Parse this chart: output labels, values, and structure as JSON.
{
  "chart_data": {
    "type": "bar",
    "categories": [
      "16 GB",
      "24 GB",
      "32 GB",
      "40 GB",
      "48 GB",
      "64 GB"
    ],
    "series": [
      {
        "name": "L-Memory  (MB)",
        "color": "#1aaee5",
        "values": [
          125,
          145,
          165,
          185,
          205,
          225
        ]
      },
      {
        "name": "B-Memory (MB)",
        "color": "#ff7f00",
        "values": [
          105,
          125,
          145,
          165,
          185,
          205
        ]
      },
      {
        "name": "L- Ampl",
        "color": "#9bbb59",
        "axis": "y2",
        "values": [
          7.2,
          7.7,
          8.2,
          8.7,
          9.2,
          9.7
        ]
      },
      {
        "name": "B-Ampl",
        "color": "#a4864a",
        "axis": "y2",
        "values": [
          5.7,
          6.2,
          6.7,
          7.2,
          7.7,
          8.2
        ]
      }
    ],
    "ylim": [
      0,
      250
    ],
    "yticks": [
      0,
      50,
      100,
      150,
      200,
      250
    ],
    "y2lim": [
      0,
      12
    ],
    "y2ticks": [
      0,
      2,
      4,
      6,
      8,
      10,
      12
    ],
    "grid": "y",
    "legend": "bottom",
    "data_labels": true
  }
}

┄┄┄┄┄┄┄┄┄┄

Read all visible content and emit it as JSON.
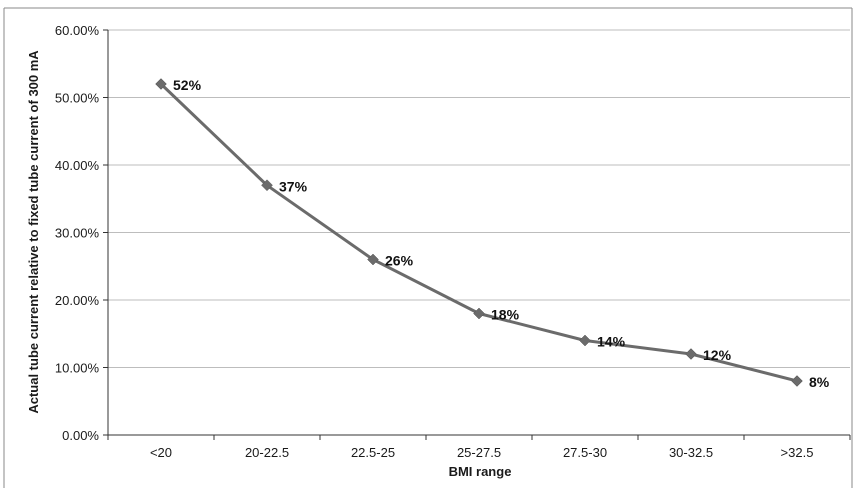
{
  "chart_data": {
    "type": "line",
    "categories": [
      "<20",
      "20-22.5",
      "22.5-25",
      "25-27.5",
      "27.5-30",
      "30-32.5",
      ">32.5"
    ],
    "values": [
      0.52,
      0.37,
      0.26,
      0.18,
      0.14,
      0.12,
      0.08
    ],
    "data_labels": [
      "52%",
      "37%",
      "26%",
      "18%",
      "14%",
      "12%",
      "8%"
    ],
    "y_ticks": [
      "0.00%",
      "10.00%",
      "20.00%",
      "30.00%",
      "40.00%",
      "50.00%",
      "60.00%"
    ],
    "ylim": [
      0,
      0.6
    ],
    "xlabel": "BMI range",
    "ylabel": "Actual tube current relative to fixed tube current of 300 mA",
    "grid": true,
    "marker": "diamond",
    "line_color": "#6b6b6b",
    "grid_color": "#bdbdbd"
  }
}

┄┄┄┄┄┄┄┄┄┄

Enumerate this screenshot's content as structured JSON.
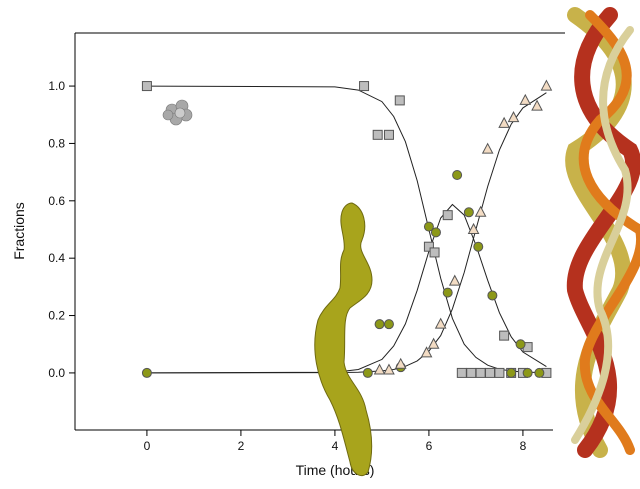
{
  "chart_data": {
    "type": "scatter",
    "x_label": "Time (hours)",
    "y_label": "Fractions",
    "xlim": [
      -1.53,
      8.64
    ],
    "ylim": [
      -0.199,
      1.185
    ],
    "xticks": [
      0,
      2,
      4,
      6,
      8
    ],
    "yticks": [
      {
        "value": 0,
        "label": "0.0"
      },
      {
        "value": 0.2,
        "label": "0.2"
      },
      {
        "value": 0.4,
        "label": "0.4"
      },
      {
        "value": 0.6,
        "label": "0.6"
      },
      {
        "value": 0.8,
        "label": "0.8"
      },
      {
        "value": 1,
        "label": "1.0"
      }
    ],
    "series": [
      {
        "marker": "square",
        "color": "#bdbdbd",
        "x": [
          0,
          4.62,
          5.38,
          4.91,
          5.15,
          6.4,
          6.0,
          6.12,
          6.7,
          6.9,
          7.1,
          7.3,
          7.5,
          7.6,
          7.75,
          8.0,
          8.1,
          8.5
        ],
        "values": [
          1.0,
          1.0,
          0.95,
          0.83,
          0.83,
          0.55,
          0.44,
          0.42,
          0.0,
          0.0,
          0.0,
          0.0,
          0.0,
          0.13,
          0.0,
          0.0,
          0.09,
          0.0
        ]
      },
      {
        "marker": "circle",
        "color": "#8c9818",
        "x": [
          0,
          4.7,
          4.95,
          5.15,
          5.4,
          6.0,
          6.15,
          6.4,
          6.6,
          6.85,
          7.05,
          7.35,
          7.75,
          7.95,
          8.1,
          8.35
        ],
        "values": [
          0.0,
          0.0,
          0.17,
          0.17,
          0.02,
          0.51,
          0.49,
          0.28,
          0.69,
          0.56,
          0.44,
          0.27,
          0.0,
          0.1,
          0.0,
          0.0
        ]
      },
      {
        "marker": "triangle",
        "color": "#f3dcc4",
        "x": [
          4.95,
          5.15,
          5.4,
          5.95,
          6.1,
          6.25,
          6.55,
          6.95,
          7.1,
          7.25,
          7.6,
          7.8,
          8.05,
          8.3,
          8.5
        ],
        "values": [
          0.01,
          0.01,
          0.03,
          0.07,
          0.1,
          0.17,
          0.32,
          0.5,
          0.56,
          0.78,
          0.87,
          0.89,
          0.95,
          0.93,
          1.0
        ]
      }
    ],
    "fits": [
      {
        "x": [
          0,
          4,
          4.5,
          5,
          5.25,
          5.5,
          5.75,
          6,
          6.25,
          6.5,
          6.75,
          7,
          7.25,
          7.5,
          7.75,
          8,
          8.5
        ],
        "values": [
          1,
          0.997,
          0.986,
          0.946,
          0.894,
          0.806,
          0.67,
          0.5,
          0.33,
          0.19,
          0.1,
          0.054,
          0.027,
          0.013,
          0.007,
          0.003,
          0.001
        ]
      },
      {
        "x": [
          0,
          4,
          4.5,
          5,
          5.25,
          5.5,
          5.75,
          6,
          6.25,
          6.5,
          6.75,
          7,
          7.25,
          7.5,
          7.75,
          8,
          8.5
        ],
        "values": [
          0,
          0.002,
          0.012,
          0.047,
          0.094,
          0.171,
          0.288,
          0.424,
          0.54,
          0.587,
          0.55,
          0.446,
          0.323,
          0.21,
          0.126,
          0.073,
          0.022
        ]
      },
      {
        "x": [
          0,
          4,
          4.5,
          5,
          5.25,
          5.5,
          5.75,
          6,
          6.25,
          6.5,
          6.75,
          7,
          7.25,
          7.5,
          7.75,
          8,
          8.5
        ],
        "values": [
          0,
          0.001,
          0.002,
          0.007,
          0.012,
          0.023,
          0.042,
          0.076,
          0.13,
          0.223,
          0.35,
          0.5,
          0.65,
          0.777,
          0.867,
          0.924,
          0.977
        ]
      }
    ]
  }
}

┄┄┄┄┄┄┄┄┄┄

Report all lines of the data above that include the string "this".

Parse this chart: output labels, values, and structure as JSON.
Enumerate this screenshot's content as structured JSON.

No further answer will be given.